= Problem to work on =
Each entry below is to be duplicated verbatim.

[Records about charts and figures]
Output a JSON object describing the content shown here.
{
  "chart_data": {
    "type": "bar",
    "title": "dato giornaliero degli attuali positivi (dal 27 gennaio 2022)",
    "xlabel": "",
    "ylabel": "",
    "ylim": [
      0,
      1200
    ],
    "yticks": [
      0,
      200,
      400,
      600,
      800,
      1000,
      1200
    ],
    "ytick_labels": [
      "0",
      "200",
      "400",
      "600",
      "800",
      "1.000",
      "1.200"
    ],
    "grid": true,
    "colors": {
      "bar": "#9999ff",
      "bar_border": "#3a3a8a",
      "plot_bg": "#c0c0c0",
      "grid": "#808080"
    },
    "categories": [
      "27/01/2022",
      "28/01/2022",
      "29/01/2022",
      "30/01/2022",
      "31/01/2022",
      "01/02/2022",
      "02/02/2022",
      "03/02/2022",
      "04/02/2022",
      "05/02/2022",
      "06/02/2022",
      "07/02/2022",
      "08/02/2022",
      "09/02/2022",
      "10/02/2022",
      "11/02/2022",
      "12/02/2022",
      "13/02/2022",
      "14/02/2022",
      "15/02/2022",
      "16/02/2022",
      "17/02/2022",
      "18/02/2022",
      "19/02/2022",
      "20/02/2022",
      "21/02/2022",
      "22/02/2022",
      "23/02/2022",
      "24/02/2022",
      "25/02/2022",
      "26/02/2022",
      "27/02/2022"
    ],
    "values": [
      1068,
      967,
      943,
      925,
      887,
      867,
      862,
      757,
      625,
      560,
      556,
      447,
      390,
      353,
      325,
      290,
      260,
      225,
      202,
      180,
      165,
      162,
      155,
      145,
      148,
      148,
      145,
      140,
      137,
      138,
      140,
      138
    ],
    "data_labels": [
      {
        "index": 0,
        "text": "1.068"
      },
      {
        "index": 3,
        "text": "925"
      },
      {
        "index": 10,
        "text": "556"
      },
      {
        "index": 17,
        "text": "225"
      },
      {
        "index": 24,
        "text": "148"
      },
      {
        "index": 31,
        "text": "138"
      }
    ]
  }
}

= In response =
Output a JSON object describing the content shown here.
{
  "chart_data": {
    "type": "bar",
    "title": "dato giornaliero degli attuali positivi (dal 27 gennaio 2022)",
    "xlabel": "",
    "ylabel": "",
    "ylim": [
      0,
      1200
    ],
    "yticks": [
      0,
      200,
      400,
      600,
      800,
      1000,
      1200
    ],
    "ytick_labels": [
      "0",
      "200",
      "400",
      "600",
      "800",
      "1.000",
      "1.200"
    ],
    "grid": true,
    "colors": {
      "bar": "#9999ff",
      "bar_border": "#3a3a8a",
      "plot_bg": "#c0c0c0",
      "grid": "#808080"
    },
    "categories": [
      "27/01/2022",
      "28/01/2022",
      "29/01/2022",
      "30/01/2022",
      "31/01/2022",
      "01/02/2022",
      "02/02/2022",
      "03/02/2022",
      "04/02/2022",
      "05/02/2022",
      "06/02/2022",
      "07/02/2022",
      "08/02/2022",
      "09/02/2022",
      "10/02/2022",
      "11/02/2022",
      "12/02/2022",
      "13/02/2022",
      "14/02/2022",
      "15/02/2022",
      "16/02/2022",
      "17/02/2022",
      "18/02/2022",
      "19/02/2022",
      "20/02/2022",
      "21/02/2022",
      "22/02/2022",
      "23/02/2022",
      "24/02/2022",
      "25/02/2022",
      "26/02/2022",
      "27/02/2022"
    ],
    "values": [
      1068,
      967,
      943,
      925,
      887,
      867,
      862,
      757,
      625,
      560,
      556,
      447,
      390,
      353,
      325,
      290,
      260,
      225,
      202,
      180,
      165,
      162,
      155,
      145,
      148,
      148,
      145,
      140,
      137,
      138,
      140,
      138
    ],
    "data_labels": [
      {
        "index": 0,
        "text": "1.068"
      },
      {
        "index": 3,
        "text": "925"
      },
      {
        "index": 10,
        "text": "556"
      },
      {
        "index": 17,
        "text": "225"
      },
      {
        "index": 24,
        "text": "148"
      },
      {
        "index": 31,
        "text": "138"
      }
    ]
  }
}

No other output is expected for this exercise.